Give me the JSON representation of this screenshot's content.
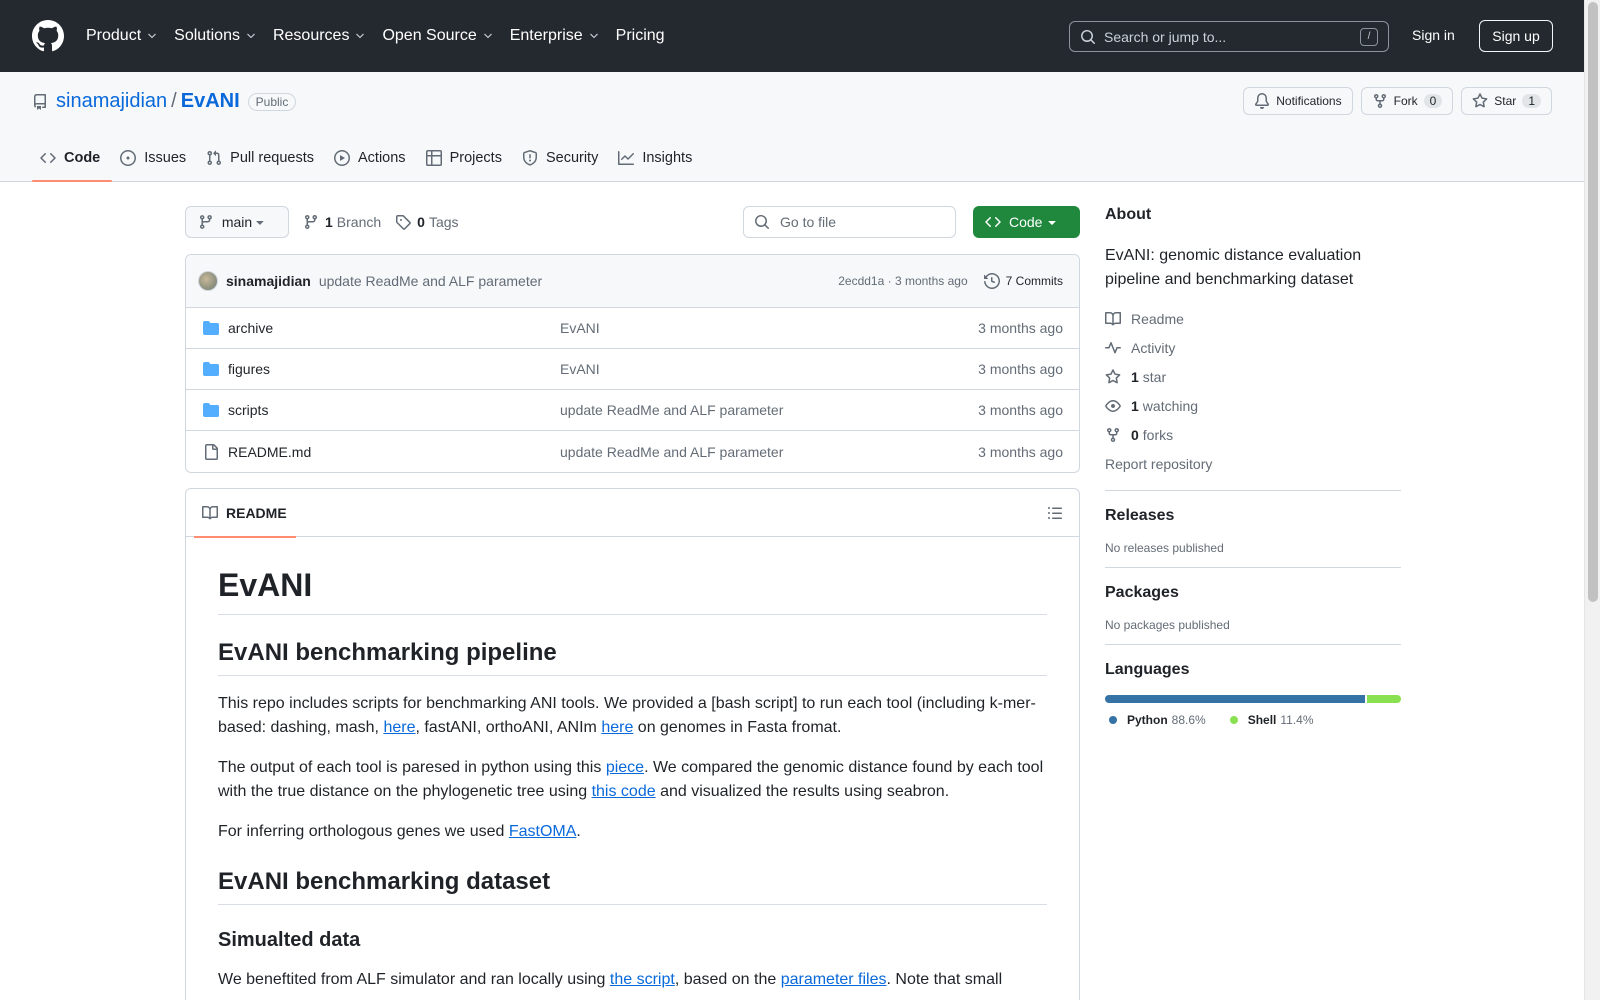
{
  "header": {
    "nav": [
      "Product",
      "Solutions",
      "Resources",
      "Open Source",
      "Enterprise",
      "Pricing"
    ],
    "search_placeholder": "Search or jump to...",
    "search_shortcut": "/",
    "sign_in": "Sign in",
    "sign_up": "Sign up"
  },
  "repo": {
    "owner": "sinamajidian",
    "separator": "/",
    "name": "EvANI",
    "visibility": "Public",
    "notifications_label": "Notifications",
    "fork_label": "Fork",
    "fork_count": "0",
    "star_label": "Star",
    "star_count": "1"
  },
  "tabs": [
    "Code",
    "Issues",
    "Pull requests",
    "Actions",
    "Projects",
    "Security",
    "Insights"
  ],
  "file_nav": {
    "branch": "main",
    "branch_count": "1",
    "branch_label": "Branch",
    "tag_count": "0",
    "tag_label": "Tags",
    "go_to_file": "Go to file",
    "code_button": "Code"
  },
  "latest_commit": {
    "author": "sinamajidian",
    "message": "update ReadMe and ALF parameter",
    "meta": "2ecdd1a · 3 months ago",
    "commits": "7 Commits"
  },
  "files": [
    {
      "name": "archive",
      "type": "dir",
      "message": "EvANI",
      "age": "3 months ago"
    },
    {
      "name": "figures",
      "type": "dir",
      "message": "EvANI",
      "age": "3 months ago"
    },
    {
      "name": "scripts",
      "type": "dir",
      "message": "update ReadMe and ALF parameter",
      "age": "3 months ago"
    },
    {
      "name": "README.md",
      "type": "file",
      "message": "update ReadMe and ALF parameter",
      "age": "3 months ago"
    }
  ],
  "readme": {
    "tab_label": "README",
    "h1": "EvANI",
    "h2_pipeline": "EvANI benchmarking pipeline",
    "p1": {
      "a": "This repo includes scripts for benchmarking ANI tools. We provided a [bash script] to run each tool (including k-mer-based: dashing, mash, ",
      "link1": "here",
      "b": ", fastANI, orthoANI, ANIm ",
      "link2": "here",
      "c": " on genomes in Fasta fromat."
    },
    "p2": {
      "a": "The output of each tool is paresed in python using this ",
      "link1": "piece",
      "b": ". We compared the genomic distance found by each tool with the true distance on the phylogenetic tree using ",
      "link2": "this code",
      "c": " and visualized the results using seabron."
    },
    "p3": {
      "a": "For inferring orthologous genes we used ",
      "link1": "FastOMA",
      "b": "."
    },
    "h2_dataset": "EvANI benchmarking dataset",
    "h3_sim": "Simualted data",
    "p4": {
      "a": "We beneftited from ALF simulator and ran locally using ",
      "link1": "the script",
      "b": ", based on the ",
      "link2": "parameter files",
      "c": ". Note that small"
    }
  },
  "about": {
    "title": "About",
    "description": "EvANI: genomic distance evaluation pipeline and benchmarking dataset",
    "readme": "Readme",
    "activity": "Activity",
    "stars_count": "1",
    "stars_label": "star",
    "watching_count": "1",
    "watching_label": "watching",
    "forks_count": "0",
    "forks_label": "forks",
    "report": "Report repository"
  },
  "releases": {
    "title": "Releases",
    "empty": "No releases published"
  },
  "packages": {
    "title": "Packages",
    "empty": "No packages published"
  },
  "languages": {
    "title": "Languages",
    "items": [
      {
        "name": "Python",
        "percent": "88.6%",
        "value": 88.6,
        "color": "#3572A5"
      },
      {
        "name": "Shell",
        "percent": "11.4%",
        "value": 11.4,
        "color": "#89e051"
      }
    ]
  }
}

········

## Your instructions
Would you set down each line of the listing above exactly, apart from the pictures?

## Worked solution
Give me the JSON representation of this screenshot's content.
{
  "header": {
    "nav": [
      "Product",
      "Solutions",
      "Resources",
      "Open Source",
      "Enterprise",
      "Pricing"
    ],
    "search_placeholder": "Search or jump to...",
    "search_shortcut": "/",
    "sign_in": "Sign in",
    "sign_up": "Sign up"
  },
  "repo": {
    "owner": "sinamajidian",
    "separator": "/",
    "name": "EvANI",
    "visibility": "Public",
    "notifications_label": "Notifications",
    "fork_label": "Fork",
    "fork_count": "0",
    "star_label": "Star",
    "star_count": "1"
  },
  "tabs": [
    "Code",
    "Issues",
    "Pull requests",
    "Actions",
    "Projects",
    "Security",
    "Insights"
  ],
  "file_nav": {
    "branch": "main",
    "branch_count": "1",
    "branch_label": "Branch",
    "tag_count": "0",
    "tag_label": "Tags",
    "go_to_file": "Go to file",
    "code_button": "Code"
  },
  "latest_commit": {
    "author": "sinamajidian",
    "message": "update ReadMe and ALF parameter",
    "meta": "2ecdd1a · 3 months ago",
    "commits": "7 Commits"
  },
  "files": [
    {
      "name": "archive",
      "type": "dir",
      "message": "EvANI",
      "age": "3 months ago"
    },
    {
      "name": "figures",
      "type": "dir",
      "message": "EvANI",
      "age": "3 months ago"
    },
    {
      "name": "scripts",
      "type": "dir",
      "message": "update ReadMe and ALF parameter",
      "age": "3 months ago"
    },
    {
      "name": "README.md",
      "type": "file",
      "message": "update ReadMe and ALF parameter",
      "age": "3 months ago"
    }
  ],
  "readme": {
    "tab_label": "README",
    "h1": "EvANI",
    "h2_pipeline": "EvANI benchmarking pipeline",
    "p1": {
      "a": "This repo includes scripts for benchmarking ANI tools. We provided a [bash script] to run each tool (including k-mer-based: dashing, mash, ",
      "link1": "here",
      "b": ", fastANI, orthoANI, ANIm ",
      "link2": "here",
      "c": " on genomes in Fasta fromat."
    },
    "p2": {
      "a": "The output of each tool is paresed in python using this ",
      "link1": "piece",
      "b": ". We compared the genomic distance found by each tool with the true distance on the phylogenetic tree using ",
      "link2": "this code",
      "c": " and visualized the results using seabron."
    },
    "p3": {
      "a": "For inferring orthologous genes we used ",
      "link1": "FastOMA",
      "b": "."
    },
    "h2_dataset": "EvANI benchmarking dataset",
    "h3_sim": "Simualted data",
    "p4": {
      "a": "We beneftited from ALF simulator and ran locally using ",
      "link1": "the script",
      "b": ", based on the ",
      "link2": "parameter files",
      "c": ". Note that small"
    }
  },
  "about": {
    "title": "About",
    "description": "EvANI: genomic distance evaluation pipeline and benchmarking dataset",
    "readme": "Readme",
    "activity": "Activity",
    "stars_count": "1",
    "stars_label": "star",
    "watching_count": "1",
    "watching_label": "watching",
    "forks_count": "0",
    "forks_label": "forks",
    "report": "Report repository"
  },
  "releases": {
    "title": "Releases",
    "empty": "No releases published"
  },
  "packages": {
    "title": "Packages",
    "empty": "No packages published"
  },
  "languages": {
    "title": "Languages",
    "items": [
      {
        "name": "Python",
        "percent": "88.6%",
        "value": 88.6,
        "color": "#3572A5"
      },
      {
        "name": "Shell",
        "percent": "11.4%",
        "value": 11.4,
        "color": "#89e051"
      }
    ]
  }
}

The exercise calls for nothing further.